== Given data ==

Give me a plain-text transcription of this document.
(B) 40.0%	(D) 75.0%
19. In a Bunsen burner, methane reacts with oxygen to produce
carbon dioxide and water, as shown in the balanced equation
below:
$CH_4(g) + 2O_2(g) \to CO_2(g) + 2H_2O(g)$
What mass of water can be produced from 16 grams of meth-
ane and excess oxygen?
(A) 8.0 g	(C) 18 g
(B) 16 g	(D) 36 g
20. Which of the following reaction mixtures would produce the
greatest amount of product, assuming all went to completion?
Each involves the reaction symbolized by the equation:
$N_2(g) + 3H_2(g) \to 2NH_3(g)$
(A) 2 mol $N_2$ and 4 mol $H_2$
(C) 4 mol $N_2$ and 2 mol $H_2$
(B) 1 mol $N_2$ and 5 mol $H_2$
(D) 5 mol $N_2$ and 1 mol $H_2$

===

* [Task directions]: Set down the listing in full, keeping every word exactly as it is.

* [Output below]:
Give me a plain-text transcription of this document.
(B) 40.0%	(D) 75.0%
19. In a Bunsen burner, methane reacts with oxygen to produce
carbon dioxide and water, as shown in the balanced equation
below:
$CH_4(g) + 2O_2(g) \to CO_2(g) + 2H_2O(g)$
What mass of water can be produced from 16 grams of meth-
ane and excess oxygen?
(A) 8.0 g	(C) 18 g
(B) 16 g	(D) 36 g
20. Which of the following reaction mixtures would produce the
greatest amount of product, assuming all went to completion?
Each involves the reaction symbolized by the equation:
$N_2(g) + 3H_2(g) \to 2NH_3(g)$
(A) 2 mol $N_2$ and 4 mol $H_2$
(C) 4 mol $N_2$ and 2 mol $H_2$
(B) 1 mol $N_2$ and 5 mol $H_2$
(D) 5 mol $N_2$ and 1 mol $H_2$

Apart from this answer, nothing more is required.